Dataset entries on figures
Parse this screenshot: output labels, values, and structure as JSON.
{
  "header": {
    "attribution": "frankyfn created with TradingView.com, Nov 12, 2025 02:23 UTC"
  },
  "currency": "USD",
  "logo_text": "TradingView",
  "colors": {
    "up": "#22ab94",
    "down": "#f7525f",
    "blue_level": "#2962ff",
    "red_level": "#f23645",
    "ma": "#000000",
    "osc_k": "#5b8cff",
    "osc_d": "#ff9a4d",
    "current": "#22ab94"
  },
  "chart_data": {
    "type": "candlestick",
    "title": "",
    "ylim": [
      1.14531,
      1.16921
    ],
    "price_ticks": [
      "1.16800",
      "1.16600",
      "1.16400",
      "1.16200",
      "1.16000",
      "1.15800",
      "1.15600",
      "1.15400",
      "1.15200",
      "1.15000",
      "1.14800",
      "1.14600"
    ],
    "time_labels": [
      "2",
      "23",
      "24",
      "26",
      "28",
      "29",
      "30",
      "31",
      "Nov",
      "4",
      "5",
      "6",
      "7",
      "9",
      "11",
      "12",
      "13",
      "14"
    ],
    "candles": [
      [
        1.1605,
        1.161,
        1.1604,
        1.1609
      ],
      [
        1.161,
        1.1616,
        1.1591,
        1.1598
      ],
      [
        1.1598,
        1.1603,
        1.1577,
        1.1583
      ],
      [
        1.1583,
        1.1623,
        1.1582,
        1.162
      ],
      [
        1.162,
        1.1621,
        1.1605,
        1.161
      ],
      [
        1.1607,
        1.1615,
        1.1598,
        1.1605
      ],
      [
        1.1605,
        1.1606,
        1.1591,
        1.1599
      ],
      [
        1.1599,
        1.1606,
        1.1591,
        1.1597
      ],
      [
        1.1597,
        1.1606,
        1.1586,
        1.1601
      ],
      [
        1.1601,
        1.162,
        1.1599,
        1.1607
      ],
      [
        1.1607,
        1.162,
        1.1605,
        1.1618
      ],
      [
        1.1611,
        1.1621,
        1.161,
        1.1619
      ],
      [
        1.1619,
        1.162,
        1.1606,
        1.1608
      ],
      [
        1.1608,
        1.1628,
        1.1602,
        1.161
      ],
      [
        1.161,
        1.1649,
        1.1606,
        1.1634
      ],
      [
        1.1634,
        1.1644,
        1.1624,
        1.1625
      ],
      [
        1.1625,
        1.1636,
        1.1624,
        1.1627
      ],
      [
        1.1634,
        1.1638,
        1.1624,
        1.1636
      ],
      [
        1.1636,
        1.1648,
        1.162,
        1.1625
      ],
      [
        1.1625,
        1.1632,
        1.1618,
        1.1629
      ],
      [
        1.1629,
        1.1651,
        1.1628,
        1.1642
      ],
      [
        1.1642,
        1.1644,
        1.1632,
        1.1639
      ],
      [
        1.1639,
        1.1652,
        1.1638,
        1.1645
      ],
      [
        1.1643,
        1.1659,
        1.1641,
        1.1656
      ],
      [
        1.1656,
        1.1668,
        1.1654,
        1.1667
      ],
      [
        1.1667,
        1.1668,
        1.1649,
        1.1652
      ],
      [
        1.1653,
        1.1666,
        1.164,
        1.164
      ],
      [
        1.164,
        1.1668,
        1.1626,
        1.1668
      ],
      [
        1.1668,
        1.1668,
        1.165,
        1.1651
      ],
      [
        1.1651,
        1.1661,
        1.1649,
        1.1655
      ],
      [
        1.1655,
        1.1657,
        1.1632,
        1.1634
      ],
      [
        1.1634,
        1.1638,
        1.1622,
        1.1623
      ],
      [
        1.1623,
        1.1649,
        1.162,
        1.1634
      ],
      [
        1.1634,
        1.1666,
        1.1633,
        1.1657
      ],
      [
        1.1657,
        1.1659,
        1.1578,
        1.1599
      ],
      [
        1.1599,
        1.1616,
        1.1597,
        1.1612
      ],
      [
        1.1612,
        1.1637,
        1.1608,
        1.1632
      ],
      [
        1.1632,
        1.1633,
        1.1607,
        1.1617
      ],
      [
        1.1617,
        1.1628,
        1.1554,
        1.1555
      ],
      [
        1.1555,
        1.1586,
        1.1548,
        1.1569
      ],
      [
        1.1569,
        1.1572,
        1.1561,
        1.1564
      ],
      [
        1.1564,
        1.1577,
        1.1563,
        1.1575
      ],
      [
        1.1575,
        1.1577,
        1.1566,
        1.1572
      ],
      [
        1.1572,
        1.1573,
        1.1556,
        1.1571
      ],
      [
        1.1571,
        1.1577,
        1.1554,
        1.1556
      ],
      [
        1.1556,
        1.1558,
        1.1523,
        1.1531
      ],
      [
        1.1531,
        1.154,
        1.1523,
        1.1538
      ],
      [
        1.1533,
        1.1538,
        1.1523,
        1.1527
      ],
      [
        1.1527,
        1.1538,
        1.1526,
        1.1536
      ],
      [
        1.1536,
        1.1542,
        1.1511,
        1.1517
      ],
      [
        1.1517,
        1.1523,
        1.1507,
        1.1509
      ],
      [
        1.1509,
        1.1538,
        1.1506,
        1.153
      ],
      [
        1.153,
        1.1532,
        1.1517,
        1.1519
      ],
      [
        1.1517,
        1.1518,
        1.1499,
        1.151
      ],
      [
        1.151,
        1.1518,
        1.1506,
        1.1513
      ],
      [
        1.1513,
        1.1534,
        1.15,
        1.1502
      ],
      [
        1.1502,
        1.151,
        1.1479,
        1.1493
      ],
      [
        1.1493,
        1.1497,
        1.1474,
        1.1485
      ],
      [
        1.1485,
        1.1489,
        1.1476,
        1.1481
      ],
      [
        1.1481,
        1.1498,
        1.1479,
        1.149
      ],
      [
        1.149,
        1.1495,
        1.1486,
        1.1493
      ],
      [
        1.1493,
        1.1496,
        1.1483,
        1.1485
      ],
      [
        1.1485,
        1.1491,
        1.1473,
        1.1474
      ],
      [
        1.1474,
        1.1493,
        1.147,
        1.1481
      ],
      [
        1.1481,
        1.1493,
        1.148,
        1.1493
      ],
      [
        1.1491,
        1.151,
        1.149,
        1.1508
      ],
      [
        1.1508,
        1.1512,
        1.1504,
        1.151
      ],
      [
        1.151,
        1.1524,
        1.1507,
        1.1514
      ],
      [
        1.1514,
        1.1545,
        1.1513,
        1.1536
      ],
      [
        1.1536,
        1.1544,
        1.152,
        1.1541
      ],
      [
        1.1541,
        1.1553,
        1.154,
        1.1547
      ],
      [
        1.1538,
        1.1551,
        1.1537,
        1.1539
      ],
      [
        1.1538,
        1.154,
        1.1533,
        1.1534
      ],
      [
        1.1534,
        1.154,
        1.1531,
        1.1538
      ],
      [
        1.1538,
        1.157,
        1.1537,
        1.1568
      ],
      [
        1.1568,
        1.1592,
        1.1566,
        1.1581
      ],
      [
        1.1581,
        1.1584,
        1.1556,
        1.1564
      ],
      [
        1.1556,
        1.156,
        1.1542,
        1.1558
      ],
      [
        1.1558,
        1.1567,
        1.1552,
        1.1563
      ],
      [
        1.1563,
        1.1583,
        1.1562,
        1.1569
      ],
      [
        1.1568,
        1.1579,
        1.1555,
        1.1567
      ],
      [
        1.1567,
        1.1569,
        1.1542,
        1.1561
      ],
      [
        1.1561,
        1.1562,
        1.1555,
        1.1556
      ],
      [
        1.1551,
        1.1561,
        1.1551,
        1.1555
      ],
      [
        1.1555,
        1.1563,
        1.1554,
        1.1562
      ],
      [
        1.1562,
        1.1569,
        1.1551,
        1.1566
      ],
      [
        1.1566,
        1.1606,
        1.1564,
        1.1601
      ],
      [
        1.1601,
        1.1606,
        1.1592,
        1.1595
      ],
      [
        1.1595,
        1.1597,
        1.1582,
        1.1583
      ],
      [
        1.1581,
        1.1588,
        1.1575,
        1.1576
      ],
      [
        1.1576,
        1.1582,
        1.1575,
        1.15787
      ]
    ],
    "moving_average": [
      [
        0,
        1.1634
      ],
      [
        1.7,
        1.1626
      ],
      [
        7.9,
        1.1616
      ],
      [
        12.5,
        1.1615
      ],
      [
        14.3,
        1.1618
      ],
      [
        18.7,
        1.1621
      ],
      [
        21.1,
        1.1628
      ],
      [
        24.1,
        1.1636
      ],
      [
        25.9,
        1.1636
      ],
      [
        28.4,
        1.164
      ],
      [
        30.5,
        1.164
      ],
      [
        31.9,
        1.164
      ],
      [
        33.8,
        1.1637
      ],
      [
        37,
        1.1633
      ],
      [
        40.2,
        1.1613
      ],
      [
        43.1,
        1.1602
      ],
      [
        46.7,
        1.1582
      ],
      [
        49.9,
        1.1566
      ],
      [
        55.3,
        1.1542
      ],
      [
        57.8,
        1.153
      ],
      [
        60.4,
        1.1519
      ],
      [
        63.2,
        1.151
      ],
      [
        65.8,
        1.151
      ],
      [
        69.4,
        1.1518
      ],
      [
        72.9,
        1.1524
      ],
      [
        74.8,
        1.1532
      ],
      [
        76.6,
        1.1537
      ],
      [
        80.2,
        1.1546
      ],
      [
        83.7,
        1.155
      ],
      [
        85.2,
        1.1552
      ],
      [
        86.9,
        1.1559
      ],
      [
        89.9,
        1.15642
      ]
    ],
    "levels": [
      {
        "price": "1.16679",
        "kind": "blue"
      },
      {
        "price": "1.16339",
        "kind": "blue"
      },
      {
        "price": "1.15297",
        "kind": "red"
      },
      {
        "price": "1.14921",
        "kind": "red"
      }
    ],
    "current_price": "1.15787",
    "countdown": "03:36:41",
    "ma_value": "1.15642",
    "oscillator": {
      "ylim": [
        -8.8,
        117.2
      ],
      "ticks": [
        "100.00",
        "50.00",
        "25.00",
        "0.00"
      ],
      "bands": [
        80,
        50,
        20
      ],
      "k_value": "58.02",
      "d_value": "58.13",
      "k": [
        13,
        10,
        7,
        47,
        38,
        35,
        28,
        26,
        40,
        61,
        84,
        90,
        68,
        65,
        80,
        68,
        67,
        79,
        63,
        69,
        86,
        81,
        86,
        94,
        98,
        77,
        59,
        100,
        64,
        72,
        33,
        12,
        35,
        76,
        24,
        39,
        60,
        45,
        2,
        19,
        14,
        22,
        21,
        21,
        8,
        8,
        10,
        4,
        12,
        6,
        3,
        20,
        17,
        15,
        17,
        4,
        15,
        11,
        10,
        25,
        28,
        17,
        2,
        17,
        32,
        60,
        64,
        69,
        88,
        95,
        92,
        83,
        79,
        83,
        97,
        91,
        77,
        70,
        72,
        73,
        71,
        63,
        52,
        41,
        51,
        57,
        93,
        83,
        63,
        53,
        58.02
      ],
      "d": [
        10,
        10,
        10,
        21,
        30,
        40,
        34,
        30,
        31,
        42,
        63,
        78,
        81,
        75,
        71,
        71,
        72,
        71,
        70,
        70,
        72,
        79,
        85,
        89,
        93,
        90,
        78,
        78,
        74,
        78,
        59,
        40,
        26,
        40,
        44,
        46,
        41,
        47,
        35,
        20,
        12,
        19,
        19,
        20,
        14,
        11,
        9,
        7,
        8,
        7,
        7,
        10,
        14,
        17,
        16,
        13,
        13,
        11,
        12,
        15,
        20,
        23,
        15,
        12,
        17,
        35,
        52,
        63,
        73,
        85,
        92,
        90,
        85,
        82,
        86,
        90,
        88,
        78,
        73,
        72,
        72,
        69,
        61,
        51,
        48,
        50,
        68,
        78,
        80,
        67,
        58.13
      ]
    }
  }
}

Exercise objective ::
Filter the records above for lines containing the word "TradingView", and copy those lines.

Result of the task ::
    "attribution": "frankyfn created with TradingView.com, Nov 12, 2025 02:23 UTC"
  "logo_text": "TradingView",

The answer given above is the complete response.